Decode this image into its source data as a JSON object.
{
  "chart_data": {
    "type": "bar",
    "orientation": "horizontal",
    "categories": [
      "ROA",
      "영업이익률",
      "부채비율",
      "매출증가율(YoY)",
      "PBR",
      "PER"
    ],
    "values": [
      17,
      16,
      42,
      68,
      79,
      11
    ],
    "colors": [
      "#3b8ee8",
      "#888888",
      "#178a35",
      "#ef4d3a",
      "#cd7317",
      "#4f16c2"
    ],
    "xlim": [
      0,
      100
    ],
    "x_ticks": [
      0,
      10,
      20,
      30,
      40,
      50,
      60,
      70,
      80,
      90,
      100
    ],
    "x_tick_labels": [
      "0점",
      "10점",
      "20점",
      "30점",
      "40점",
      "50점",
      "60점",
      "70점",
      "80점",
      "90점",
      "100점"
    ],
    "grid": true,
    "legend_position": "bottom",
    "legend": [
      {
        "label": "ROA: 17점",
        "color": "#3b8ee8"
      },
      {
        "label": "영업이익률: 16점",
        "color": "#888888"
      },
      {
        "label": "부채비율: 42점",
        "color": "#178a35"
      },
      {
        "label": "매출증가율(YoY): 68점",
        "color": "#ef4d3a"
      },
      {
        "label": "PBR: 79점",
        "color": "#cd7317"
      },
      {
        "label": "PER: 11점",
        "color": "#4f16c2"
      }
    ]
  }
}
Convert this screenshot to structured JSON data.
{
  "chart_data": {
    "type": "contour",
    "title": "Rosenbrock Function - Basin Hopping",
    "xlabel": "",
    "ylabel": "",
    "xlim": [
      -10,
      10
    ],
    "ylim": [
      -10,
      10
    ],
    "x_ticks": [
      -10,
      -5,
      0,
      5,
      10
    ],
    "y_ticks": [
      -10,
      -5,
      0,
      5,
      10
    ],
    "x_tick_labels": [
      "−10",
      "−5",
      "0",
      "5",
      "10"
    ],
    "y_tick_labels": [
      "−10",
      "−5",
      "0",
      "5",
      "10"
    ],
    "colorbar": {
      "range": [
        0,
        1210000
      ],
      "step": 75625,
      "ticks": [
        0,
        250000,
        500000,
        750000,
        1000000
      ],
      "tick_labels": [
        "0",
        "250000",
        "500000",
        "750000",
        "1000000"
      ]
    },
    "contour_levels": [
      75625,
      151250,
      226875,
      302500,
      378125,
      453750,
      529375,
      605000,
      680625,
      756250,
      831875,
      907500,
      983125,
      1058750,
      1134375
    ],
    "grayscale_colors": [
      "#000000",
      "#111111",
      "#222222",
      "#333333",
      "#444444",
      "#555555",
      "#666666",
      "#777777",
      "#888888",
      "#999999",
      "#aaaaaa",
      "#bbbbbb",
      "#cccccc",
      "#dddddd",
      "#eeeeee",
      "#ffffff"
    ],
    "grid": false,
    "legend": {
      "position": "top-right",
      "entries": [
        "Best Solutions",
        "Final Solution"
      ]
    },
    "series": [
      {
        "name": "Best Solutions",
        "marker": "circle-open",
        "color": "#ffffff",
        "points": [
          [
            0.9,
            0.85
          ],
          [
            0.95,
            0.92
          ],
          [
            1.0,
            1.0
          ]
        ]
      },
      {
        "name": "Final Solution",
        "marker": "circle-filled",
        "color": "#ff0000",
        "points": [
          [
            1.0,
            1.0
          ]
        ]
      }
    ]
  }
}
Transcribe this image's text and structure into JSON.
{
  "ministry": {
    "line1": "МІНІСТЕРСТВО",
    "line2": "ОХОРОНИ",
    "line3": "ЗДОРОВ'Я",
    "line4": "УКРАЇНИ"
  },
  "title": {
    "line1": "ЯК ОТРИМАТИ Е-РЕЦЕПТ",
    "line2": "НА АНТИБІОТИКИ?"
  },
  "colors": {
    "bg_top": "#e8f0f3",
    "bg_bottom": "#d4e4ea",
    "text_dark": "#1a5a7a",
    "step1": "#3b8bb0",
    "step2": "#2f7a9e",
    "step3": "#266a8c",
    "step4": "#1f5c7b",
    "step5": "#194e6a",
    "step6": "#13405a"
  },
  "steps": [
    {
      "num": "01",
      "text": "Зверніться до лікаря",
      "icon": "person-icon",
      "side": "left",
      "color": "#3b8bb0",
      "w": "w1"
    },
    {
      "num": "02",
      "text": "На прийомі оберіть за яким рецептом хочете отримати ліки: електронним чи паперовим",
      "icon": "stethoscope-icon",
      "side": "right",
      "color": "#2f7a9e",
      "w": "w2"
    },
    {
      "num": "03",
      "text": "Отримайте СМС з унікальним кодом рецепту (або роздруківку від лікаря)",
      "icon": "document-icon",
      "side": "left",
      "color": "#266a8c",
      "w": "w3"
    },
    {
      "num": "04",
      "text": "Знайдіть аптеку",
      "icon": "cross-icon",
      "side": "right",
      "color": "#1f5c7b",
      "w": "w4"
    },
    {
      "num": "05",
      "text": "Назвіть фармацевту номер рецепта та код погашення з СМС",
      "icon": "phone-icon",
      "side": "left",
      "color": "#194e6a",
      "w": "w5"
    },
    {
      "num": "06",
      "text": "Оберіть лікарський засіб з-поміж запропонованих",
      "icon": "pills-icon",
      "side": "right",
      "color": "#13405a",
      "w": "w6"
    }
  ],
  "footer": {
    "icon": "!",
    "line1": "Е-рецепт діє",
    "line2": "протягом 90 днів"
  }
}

(GIVEN EXERCISE) Print every entry exactly as written.

(WORKED ANSWER)
Decode this image into its source data as a JSON object.
{
  "chart_data": {
    "type": "bar",
    "orientation": "horizontal",
    "categories": [
      "ROA",
      "영업이익률",
      "부채비율",
      "매출증가율(YoY)",
      "PBR",
      "PER"
    ],
    "values": [
      17,
      16,
      42,
      68,
      79,
      11
    ],
    "colors": [
      "#3b8ee8",
      "#888888",
      "#178a35",
      "#ef4d3a",
      "#cd7317",
      "#4f16c2"
    ],
    "xlim": [
      0,
      100
    ],
    "x_ticks": [
      0,
      10,
      20,
      30,
      40,
      50,
      60,
      70,
      80,
      90,
      100
    ],
    "x_tick_labels": [
      "0점",
      "10점",
      "20점",
      "30점",
      "40점",
      "50점",
      "60점",
      "70점",
      "80점",
      "90점",
      "100점"
    ],
    "grid": true,
    "legend_position": "bottom",
    "legend": [
      {
        "label": "ROA: 17점",
        "color": "#3b8ee8"
      },
      {
        "label": "영업이익률: 16점",
        "color": "#888888"
      },
      {
        "label": "부채비율: 42점",
        "color": "#178a35"
      },
      {
        "label": "매출증가율(YoY): 68점",
        "color": "#ef4d3a"
      },
      {
        "label": "PBR: 79점",
        "color": "#cd7317"
      },
      {
        "label": "PER: 11점",
        "color": "#4f16c2"
      }
    ]
  }
}
Convert this screenshot to structured JSON data.
{
  "chart_data": {
    "type": "contour",
    "title": "Rosenbrock Function - Basin Hopping",
    "xlabel": "",
    "ylabel": "",
    "xlim": [
      -10,
      10
    ],
    "ylim": [
      -10,
      10
    ],
    "x_ticks": [
      -10,
      -5,
      0,
      5,
      10
    ],
    "y_ticks": [
      -10,
      -5,
      0,
      5,
      10
    ],
    "x_tick_labels": [
      "−10",
      "−5",
      "0",
      "5",
      "10"
    ],
    "y_tick_labels": [
      "−10",
      "−5",
      "0",
      "5",
      "10"
    ],
    "colorbar": {
      "range": [
        0,
        1210000
      ],
      "step": 75625,
      "ticks": [
        0,
        250000,
        500000,
        750000,
        1000000
      ],
      "tick_labels": [
        "0",
        "250000",
        "500000",
        "750000",
        "1000000"
      ]
    },
    "contour_levels": [
      75625,
      151250,
      226875,
      302500,
      378125,
      453750,
      529375,
      605000,
      680625,
      756250,
      831875,
      907500,
      983125,
      1058750,
      1134375
    ],
    "grayscale_colors": [
      "#000000",
      "#111111",
      "#222222",
      "#333333",
      "#444444",
      "#555555",
      "#666666",
      "#777777",
      "#888888",
      "#999999",
      "#aaaaaa",
      "#bbbbbb",
      "#cccccc",
      "#dddddd",
      "#eeeeee",
      "#ffffff"
    ],
    "grid": false,
    "legend": {
      "position": "top-right",
      "entries": [
        "Best Solutions",
        "Final Solution"
      ]
    },
    "series": [
      {
        "name": "Best Solutions",
        "marker": "circle-open",
        "color": "#ffffff",
        "points": [
          [
            0.9,
            0.85
          ],
          [
            0.95,
            0.92
          ],
          [
            1.0,
            1.0
          ]
        ]
      },
      {
        "name": "Final Solution",
        "marker": "circle-filled",
        "color": "#ff0000",
        "points": [
          [
            1.0,
            1.0
          ]
        ]
      }
    ]
  }
}
Transcribe this image's text and structure into JSON.
{
  "ministry": {
    "line1": "МІНІСТЕРСТВО",
    "line2": "ОХОРОНИ",
    "line3": "ЗДОРОВ'Я",
    "line4": "УКРАЇНИ"
  },
  "title": {
    "line1": "ЯК ОТРИМАТИ Е-РЕЦЕПТ",
    "line2": "НА АНТИБІОТИКИ?"
  },
  "colors": {
    "bg_top": "#e8f0f3",
    "bg_bottom": "#d4e4ea",
    "text_dark": "#1a5a7a",
    "step1": "#3b8bb0",
    "step2": "#2f7a9e",
    "step3": "#266a8c",
    "step4": "#1f5c7b",
    "step5": "#194e6a",
    "step6": "#13405a"
  },
  "steps": [
    {
      "num": "01",
      "text": "Зверніться до лікаря",
      "icon": "person-icon",
      "side": "left",
      "color": "#3b8bb0",
      "w": "w1"
    },
    {
      "num": "02",
      "text": "На прийомі оберіть за яким рецептом хочете отримати ліки: електронним чи паперовим",
      "icon": "stethoscope-icon",
      "side": "right",
      "color": "#2f7a9e",
      "w": "w2"
    },
    {
      "num": "03",
      "text": "Отримайте СМС з унікальним кодом рецепту (або роздруківку від лікаря)",
      "icon": "document-icon",
      "side": "left",
      "color": "#266a8c",
      "w": "w3"
    },
    {
      "num": "04",
      "text": "Знайдіть аптеку",
      "icon": "cross-icon",
      "side": "right",
      "color": "#1f5c7b",
      "w": "w4"
    },
    {
      "num": "05",
      "text": "Назвіть фармацевту номер рецепта та код погашення з СМС",
      "icon": "phone-icon",
      "side": "left",
      "color": "#194e6a",
      "w": "w5"
    },
    {
      "num": "06",
      "text": "Оберіть лікарський засіб з-поміж запропонованих",
      "icon": "pills-icon",
      "side": "right",
      "color": "#13405a",
      "w": "w6"
    }
  ],
  "footer": {
    "icon": "!",
    "line1": "Е-рецепт діє",
    "line2": "протягом 90 днів"
  }
}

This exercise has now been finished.